• BRIEF
Find every line in the entries that contains the string "band", matching case exactly, and copy each of those lines.

::: DATA FOR THIS TASK

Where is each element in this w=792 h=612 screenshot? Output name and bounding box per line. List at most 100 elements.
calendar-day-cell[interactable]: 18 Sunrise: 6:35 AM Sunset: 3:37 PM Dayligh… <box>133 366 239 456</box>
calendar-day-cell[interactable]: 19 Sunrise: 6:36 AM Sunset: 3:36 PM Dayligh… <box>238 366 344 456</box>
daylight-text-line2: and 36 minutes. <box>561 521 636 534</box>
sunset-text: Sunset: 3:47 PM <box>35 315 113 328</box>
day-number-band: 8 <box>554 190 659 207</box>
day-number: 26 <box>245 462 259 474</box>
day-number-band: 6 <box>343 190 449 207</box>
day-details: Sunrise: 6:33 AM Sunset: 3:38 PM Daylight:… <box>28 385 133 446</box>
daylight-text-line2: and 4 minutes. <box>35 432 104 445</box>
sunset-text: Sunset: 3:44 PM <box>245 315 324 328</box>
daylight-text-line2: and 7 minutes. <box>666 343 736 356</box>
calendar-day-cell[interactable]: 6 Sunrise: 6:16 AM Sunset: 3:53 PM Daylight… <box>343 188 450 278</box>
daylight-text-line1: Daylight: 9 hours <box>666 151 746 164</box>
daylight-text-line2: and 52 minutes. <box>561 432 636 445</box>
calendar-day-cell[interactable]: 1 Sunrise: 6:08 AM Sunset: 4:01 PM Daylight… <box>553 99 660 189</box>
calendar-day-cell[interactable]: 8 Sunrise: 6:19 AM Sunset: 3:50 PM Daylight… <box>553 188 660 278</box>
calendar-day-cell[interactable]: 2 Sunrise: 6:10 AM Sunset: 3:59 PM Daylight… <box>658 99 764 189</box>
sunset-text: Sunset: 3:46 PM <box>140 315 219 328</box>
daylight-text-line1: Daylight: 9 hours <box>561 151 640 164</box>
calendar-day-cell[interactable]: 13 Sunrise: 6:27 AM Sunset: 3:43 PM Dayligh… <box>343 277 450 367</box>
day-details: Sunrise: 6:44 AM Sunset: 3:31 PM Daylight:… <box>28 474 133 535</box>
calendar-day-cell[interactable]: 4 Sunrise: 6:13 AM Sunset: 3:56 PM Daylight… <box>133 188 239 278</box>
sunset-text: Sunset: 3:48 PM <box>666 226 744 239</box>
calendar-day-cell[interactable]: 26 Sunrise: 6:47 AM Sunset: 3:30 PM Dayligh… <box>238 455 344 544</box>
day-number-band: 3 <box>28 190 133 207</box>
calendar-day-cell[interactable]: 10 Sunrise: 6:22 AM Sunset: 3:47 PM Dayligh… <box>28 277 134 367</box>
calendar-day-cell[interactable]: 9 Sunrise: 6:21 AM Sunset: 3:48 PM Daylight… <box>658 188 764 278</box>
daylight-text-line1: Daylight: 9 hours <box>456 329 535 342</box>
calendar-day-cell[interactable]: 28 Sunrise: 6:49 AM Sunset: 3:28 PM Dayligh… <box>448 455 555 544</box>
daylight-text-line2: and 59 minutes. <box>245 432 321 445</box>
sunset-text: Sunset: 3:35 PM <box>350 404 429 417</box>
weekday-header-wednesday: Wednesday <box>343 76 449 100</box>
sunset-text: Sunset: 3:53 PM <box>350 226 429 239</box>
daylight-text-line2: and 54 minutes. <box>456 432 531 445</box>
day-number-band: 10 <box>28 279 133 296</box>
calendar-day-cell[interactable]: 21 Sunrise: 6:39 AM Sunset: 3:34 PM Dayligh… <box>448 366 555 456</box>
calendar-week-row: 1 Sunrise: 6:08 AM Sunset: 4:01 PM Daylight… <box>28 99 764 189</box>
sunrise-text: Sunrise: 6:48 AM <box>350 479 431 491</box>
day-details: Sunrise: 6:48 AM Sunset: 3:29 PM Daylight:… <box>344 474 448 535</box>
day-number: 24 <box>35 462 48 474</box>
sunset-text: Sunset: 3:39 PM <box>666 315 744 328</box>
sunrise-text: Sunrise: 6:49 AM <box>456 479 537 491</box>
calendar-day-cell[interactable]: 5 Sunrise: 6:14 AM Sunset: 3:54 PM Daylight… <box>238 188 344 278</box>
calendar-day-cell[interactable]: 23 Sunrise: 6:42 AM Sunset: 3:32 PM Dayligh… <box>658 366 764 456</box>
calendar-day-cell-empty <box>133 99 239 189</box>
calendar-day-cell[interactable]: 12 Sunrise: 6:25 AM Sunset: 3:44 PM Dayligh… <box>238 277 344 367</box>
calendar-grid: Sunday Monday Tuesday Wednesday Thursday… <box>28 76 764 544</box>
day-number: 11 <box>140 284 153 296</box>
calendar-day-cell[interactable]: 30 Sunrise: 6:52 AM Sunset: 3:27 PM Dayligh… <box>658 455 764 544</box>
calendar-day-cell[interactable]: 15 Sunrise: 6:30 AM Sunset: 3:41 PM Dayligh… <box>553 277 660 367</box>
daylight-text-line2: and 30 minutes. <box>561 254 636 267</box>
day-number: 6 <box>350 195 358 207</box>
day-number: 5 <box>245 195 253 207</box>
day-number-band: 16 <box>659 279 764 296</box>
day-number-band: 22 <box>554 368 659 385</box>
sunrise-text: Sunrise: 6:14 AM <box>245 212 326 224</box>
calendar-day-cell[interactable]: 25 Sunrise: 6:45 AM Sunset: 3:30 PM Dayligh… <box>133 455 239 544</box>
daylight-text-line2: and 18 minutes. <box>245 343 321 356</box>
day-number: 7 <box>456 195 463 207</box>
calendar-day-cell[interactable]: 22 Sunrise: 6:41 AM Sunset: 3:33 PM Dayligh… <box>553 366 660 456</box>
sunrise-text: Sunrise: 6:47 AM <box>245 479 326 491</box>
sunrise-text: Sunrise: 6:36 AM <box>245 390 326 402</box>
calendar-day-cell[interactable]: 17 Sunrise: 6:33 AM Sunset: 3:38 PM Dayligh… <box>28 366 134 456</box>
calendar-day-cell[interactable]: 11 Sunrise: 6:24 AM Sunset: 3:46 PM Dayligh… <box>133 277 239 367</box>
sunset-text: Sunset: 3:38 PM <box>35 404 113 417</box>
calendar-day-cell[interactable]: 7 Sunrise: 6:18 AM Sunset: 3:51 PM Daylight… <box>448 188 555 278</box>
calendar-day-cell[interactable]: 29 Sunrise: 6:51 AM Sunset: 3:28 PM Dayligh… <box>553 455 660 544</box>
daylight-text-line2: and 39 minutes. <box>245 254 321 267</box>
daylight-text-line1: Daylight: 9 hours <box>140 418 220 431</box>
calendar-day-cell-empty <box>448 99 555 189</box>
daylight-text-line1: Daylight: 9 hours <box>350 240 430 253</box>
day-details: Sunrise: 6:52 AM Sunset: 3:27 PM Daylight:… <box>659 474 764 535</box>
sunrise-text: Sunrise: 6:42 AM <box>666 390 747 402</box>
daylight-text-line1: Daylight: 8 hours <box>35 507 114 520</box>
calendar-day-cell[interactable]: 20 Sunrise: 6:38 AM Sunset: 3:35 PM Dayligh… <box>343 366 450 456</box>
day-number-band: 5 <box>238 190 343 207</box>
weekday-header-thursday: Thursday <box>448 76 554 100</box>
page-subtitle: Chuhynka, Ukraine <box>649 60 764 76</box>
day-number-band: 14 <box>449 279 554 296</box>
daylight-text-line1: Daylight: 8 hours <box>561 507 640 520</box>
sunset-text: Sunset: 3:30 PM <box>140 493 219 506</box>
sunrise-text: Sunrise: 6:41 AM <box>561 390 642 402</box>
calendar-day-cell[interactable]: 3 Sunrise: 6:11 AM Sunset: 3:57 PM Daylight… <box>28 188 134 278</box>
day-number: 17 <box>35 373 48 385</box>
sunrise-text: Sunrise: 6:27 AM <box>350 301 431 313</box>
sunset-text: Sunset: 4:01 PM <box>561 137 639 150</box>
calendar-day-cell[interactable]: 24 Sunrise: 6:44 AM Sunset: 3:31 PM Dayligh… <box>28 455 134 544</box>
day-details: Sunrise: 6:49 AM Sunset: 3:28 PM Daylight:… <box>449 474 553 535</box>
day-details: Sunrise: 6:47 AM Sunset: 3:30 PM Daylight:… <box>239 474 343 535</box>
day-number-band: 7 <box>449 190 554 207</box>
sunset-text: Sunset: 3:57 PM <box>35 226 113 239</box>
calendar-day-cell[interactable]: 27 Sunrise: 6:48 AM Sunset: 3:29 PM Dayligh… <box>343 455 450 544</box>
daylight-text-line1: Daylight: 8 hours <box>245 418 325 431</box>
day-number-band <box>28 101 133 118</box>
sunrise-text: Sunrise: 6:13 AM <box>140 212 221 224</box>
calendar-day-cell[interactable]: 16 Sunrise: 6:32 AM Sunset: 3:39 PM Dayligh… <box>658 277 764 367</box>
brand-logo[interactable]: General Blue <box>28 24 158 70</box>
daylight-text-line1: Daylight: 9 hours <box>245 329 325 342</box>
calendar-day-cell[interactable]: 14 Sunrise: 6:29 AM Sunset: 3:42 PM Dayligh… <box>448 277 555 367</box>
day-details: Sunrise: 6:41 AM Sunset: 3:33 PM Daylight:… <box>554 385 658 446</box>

::::::

• EXERCISE RESPONSE
day-number-band: 8 <box>554 190 659 207</box>
day-number-band: 6 <box>343 190 449 207</box>
day-number-band: 3 <box>28 190 133 207</box>
day-number-band: 10 <box>28 279 133 296</box>
day-number-band: 16 <box>659 279 764 296</box>
day-number-band: 22 <box>554 368 659 385</box>
day-number-band: 5 <box>238 190 343 207</box>
day-number-band: 14 <box>449 279 554 296</box>
day-number-band: 7 <box>449 190 554 207</box>
day-number-band <box>28 101 133 118</box>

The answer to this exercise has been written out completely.